GIVEN REQUEST: Produce a verbatim copy of the entries listed below.
+ + + + + + +
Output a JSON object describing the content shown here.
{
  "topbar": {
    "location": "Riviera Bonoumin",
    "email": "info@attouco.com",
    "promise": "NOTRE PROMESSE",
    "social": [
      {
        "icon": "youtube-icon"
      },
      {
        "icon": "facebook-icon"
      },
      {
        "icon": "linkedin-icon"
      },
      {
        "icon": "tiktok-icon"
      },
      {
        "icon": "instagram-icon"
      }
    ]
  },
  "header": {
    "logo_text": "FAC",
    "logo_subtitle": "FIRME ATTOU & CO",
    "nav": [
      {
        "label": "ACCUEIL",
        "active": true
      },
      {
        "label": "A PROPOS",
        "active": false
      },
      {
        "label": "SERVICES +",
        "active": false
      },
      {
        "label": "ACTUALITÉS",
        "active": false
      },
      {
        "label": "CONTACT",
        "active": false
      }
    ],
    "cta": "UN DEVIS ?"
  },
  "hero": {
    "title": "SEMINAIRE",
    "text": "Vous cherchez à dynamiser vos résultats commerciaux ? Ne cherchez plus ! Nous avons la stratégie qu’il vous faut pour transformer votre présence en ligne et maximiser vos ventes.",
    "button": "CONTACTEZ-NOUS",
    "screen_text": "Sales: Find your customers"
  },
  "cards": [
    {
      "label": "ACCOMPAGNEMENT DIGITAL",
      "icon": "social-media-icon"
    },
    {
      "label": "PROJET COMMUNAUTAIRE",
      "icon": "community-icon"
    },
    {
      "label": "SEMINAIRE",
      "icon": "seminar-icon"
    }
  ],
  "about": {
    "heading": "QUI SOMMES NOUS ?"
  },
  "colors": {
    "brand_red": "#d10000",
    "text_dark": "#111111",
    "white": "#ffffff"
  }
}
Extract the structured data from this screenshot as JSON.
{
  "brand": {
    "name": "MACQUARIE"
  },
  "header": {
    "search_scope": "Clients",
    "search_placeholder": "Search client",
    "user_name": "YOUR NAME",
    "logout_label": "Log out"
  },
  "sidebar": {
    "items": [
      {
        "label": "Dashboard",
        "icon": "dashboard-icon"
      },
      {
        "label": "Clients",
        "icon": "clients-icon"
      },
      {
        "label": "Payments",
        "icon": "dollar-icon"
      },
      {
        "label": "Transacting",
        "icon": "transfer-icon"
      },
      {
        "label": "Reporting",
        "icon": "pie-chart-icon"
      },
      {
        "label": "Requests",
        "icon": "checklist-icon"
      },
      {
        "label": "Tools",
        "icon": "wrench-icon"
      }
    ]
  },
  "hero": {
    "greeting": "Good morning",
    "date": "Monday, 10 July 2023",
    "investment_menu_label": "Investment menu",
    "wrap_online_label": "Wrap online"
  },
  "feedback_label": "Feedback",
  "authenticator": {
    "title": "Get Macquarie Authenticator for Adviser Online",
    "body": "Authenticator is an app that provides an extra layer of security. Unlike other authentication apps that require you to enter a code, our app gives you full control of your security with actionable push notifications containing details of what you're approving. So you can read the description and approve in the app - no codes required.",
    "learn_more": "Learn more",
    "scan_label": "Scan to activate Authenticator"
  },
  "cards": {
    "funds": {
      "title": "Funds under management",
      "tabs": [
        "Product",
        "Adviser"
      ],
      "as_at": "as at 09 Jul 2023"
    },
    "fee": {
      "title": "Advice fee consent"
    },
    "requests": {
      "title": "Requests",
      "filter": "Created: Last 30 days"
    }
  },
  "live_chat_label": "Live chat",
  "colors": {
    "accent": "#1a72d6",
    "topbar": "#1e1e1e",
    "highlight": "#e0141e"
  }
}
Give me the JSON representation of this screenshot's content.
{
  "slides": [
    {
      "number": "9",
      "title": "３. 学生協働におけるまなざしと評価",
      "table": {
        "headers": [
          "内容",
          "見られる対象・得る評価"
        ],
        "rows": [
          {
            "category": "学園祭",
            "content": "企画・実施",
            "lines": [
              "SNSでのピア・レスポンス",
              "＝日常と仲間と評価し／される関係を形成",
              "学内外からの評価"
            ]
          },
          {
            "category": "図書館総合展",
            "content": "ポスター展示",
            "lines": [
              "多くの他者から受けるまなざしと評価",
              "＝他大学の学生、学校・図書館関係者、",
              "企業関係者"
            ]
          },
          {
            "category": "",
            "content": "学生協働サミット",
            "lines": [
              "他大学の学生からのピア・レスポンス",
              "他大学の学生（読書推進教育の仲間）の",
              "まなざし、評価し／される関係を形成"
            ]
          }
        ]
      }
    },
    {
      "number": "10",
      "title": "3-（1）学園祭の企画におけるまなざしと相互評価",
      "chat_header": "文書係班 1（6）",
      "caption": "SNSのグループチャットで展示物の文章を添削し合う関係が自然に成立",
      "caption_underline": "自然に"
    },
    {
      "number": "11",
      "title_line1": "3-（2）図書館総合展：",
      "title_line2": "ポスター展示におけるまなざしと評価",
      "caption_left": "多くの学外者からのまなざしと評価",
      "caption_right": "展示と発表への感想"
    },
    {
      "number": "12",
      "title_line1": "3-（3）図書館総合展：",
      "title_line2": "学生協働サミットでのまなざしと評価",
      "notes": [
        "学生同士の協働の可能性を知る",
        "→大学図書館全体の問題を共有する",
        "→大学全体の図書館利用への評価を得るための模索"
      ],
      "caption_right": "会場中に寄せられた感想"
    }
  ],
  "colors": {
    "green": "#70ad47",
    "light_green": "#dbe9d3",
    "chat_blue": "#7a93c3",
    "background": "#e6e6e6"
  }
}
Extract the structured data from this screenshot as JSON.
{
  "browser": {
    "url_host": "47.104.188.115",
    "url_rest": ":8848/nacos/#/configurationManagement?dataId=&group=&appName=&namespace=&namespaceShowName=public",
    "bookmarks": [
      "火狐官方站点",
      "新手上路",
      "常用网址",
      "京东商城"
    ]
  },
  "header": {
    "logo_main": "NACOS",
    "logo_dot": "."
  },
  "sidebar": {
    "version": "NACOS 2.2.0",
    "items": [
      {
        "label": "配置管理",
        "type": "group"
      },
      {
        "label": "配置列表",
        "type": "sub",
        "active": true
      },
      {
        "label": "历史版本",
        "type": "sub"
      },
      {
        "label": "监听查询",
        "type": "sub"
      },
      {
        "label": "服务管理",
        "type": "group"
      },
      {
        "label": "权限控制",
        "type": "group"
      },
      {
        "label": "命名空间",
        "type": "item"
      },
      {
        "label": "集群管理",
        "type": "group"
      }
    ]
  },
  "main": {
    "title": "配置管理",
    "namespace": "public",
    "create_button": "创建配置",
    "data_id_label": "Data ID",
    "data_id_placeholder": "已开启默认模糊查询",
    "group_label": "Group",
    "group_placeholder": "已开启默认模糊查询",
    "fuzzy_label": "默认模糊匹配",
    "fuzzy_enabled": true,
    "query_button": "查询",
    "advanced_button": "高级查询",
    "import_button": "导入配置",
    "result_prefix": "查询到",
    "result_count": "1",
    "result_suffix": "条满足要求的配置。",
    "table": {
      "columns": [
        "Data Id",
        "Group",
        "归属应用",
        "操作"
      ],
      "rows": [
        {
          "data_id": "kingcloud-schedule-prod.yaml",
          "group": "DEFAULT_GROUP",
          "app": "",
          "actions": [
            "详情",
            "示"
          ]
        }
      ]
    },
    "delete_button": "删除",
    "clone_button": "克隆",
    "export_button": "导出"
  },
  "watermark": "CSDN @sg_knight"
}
+ + + + + + +
PROBLEM SOLUTION:
Output a JSON object describing the content shown here.
{
  "topbar": {
    "location": "Riviera Bonoumin",
    "email": "info@attouco.com",
    "promise": "NOTRE PROMESSE",
    "social": [
      {
        "icon": "youtube-icon"
      },
      {
        "icon": "facebook-icon"
      },
      {
        "icon": "linkedin-icon"
      },
      {
        "icon": "tiktok-icon"
      },
      {
        "icon": "instagram-icon"
      }
    ]
  },
  "header": {
    "logo_text": "FAC",
    "logo_subtitle": "FIRME ATTOU & CO",
    "nav": [
      {
        "label": "ACCUEIL",
        "active": true
      },
      {
        "label": "A PROPOS",
        "active": false
      },
      {
        "label": "SERVICES +",
        "active": false
      },
      {
        "label": "ACTUALITÉS",
        "active": false
      },
      {
        "label": "CONTACT",
        "active": false
      }
    ],
    "cta": "UN DEVIS ?"
  },
  "hero": {
    "title": "SEMINAIRE",
    "text": "Vous cherchez à dynamiser vos résultats commerciaux ? Ne cherchez plus ! Nous avons la stratégie qu’il vous faut pour transformer votre présence en ligne et maximiser vos ventes.",
    "button": "CONTACTEZ-NOUS",
    "screen_text": "Sales: Find your customers"
  },
  "cards": [
    {
      "label": "ACCOMPAGNEMENT DIGITAL",
      "icon": "social-media-icon"
    },
    {
      "label": "PROJET COMMUNAUTAIRE",
      "icon": "community-icon"
    },
    {
      "label": "SEMINAIRE",
      "icon": "seminar-icon"
    }
  ],
  "about": {
    "heading": "QUI SOMMES NOUS ?"
  },
  "colors": {
    "brand_red": "#d10000",
    "text_dark": "#111111",
    "white": "#ffffff"
  }
}
Extract the structured data from this screenshot as JSON.
{
  "brand": {
    "name": "MACQUARIE"
  },
  "header": {
    "search_scope": "Clients",
    "search_placeholder": "Search client",
    "user_name": "YOUR NAME",
    "logout_label": "Log out"
  },
  "sidebar": {
    "items": [
      {
        "label": "Dashboard",
        "icon": "dashboard-icon"
      },
      {
        "label": "Clients",
        "icon": "clients-icon"
      },
      {
        "label": "Payments",
        "icon": "dollar-icon"
      },
      {
        "label": "Transacting",
        "icon": "transfer-icon"
      },
      {
        "label": "Reporting",
        "icon": "pie-chart-icon"
      },
      {
        "label": "Requests",
        "icon": "checklist-icon"
      },
      {
        "label": "Tools",
        "icon": "wrench-icon"
      }
    ]
  },
  "hero": {
    "greeting": "Good morning",
    "date": "Monday, 10 July 2023",
    "investment_menu_label": "Investment menu",
    "wrap_online_label": "Wrap online"
  },
  "feedback_label": "Feedback",
  "authenticator": {
    "title": "Get Macquarie Authenticator for Adviser Online",
    "body": "Authenticator is an app that provides an extra layer of security. Unlike other authentication apps that require you to enter a code, our app gives you full control of your security with actionable push notifications containing details of what you're approving. So you can read the description and approve in the app - no codes required.",
    "learn_more": "Learn more",
    "scan_label": "Scan to activate Authenticator"
  },
  "cards": {
    "funds": {
      "title": "Funds under management",
      "tabs": [
        "Product",
        "Adviser"
      ],
      "as_at": "as at 09 Jul 2023"
    },
    "fee": {
      "title": "Advice fee consent"
    },
    "requests": {
      "title": "Requests",
      "filter": "Created: Last 30 days"
    }
  },
  "live_chat_label": "Live chat",
  "colors": {
    "accent": "#1a72d6",
    "topbar": "#1e1e1e",
    "highlight": "#e0141e"
  }
}
Give me the JSON representation of this screenshot's content.
{
  "slides": [
    {
      "number": "9",
      "title": "３. 学生協働におけるまなざしと評価",
      "table": {
        "headers": [
          "内容",
          "見られる対象・得る評価"
        ],
        "rows": [
          {
            "category": "学園祭",
            "content": "企画・実施",
            "lines": [
              "SNSでのピア・レスポンス",
              "＝日常と仲間と評価し／される関係を形成",
              "学内外からの評価"
            ]
          },
          {
            "category": "図書館総合展",
            "content": "ポスター展示",
            "lines": [
              "多くの他者から受けるまなざしと評価",
              "＝他大学の学生、学校・図書館関係者、",
              "企業関係者"
            ]
          },
          {
            "category": "",
            "content": "学生協働サミット",
            "lines": [
              "他大学の学生からのピア・レスポンス",
              "他大学の学生（読書推進教育の仲間）の",
              "まなざし、評価し／される関係を形成"
            ]
          }
        ]
      }
    },
    {
      "number": "10",
      "title": "3-（1）学園祭の企画におけるまなざしと相互評価",
      "chat_header": "文書係班 1（6）",
      "caption": "SNSのグループチャットで展示物の文章を添削し合う関係が自然に成立",
      "caption_underline": "自然に"
    },
    {
      "number": "11",
      "title_line1": "3-（2）図書館総合展：",
      "title_line2": "ポスター展示におけるまなざしと評価",
      "caption_left": "多くの学外者からのまなざしと評価",
      "caption_right": "展示と発表への感想"
    },
    {
      "number": "12",
      "title_line1": "3-（3）図書館総合展：",
      "title_line2": "学生協働サミットでのまなざしと評価",
      "notes": [
        "学生同士の協働の可能性を知る",
        "→大学図書館全体の問題を共有する",
        "→大学全体の図書館利用への評価を得るための模索"
      ],
      "caption_right": "会場中に寄せられた感想"
    }
  ],
  "colors": {
    "green": "#70ad47",
    "light_green": "#dbe9d3",
    "chat_blue": "#7a93c3",
    "background": "#e6e6e6"
  }
}
Extract the structured data from this screenshot as JSON.
{
  "browser": {
    "url_host": "47.104.188.115",
    "url_rest": ":8848/nacos/#/configurationManagement?dataId=&group=&appName=&namespace=&namespaceShowName=public",
    "bookmarks": [
      "火狐官方站点",
      "新手上路",
      "常用网址",
      "京东商城"
    ]
  },
  "header": {
    "logo_main": "NACOS",
    "logo_dot": "."
  },
  "sidebar": {
    "version": "NACOS 2.2.0",
    "items": [
      {
        "label": "配置管理",
        "type": "group"
      },
      {
        "label": "配置列表",
        "type": "sub",
        "active": true
      },
      {
        "label": "历史版本",
        "type": "sub"
      },
      {
        "label": "监听查询",
        "type": "sub"
      },
      {
        "label": "服务管理",
        "type": "group"
      },
      {
        "label": "权限控制",
        "type": "group"
      },
      {
        "label": "命名空间",
        "type": "item"
      },
      {
        "label": "集群管理",
        "type": "group"
      }
    ]
  },
  "main": {
    "title": "配置管理",
    "namespace": "public",
    "create_button": "创建配置",
    "data_id_label": "Data ID",
    "data_id_placeholder": "已开启默认模糊查询",
    "group_label": "Group",
    "group_placeholder": "已开启默认模糊查询",
    "fuzzy_label": "默认模糊匹配",
    "fuzzy_enabled": true,
    "query_button": "查询",
    "advanced_button": "高级查询",
    "import_button": "导入配置",
    "result_prefix": "查询到",
    "result_count": "1",
    "result_suffix": "条满足要求的配置。",
    "table": {
      "columns": [
        "Data Id",
        "Group",
        "归属应用",
        "操作"
      ],
      "rows": [
        {
          "data_id": "kingcloud-schedule-prod.yaml",
          "group": "DEFAULT_GROUP",
          "app": "",
          "actions": [
            "详情",
            "示"
          ]
        }
      ]
    },
    "delete_button": "删除",
    "clone_button": "克隆",
    "export_button": "导出"
  },
  "watermark": "CSDN @sg_knight"
}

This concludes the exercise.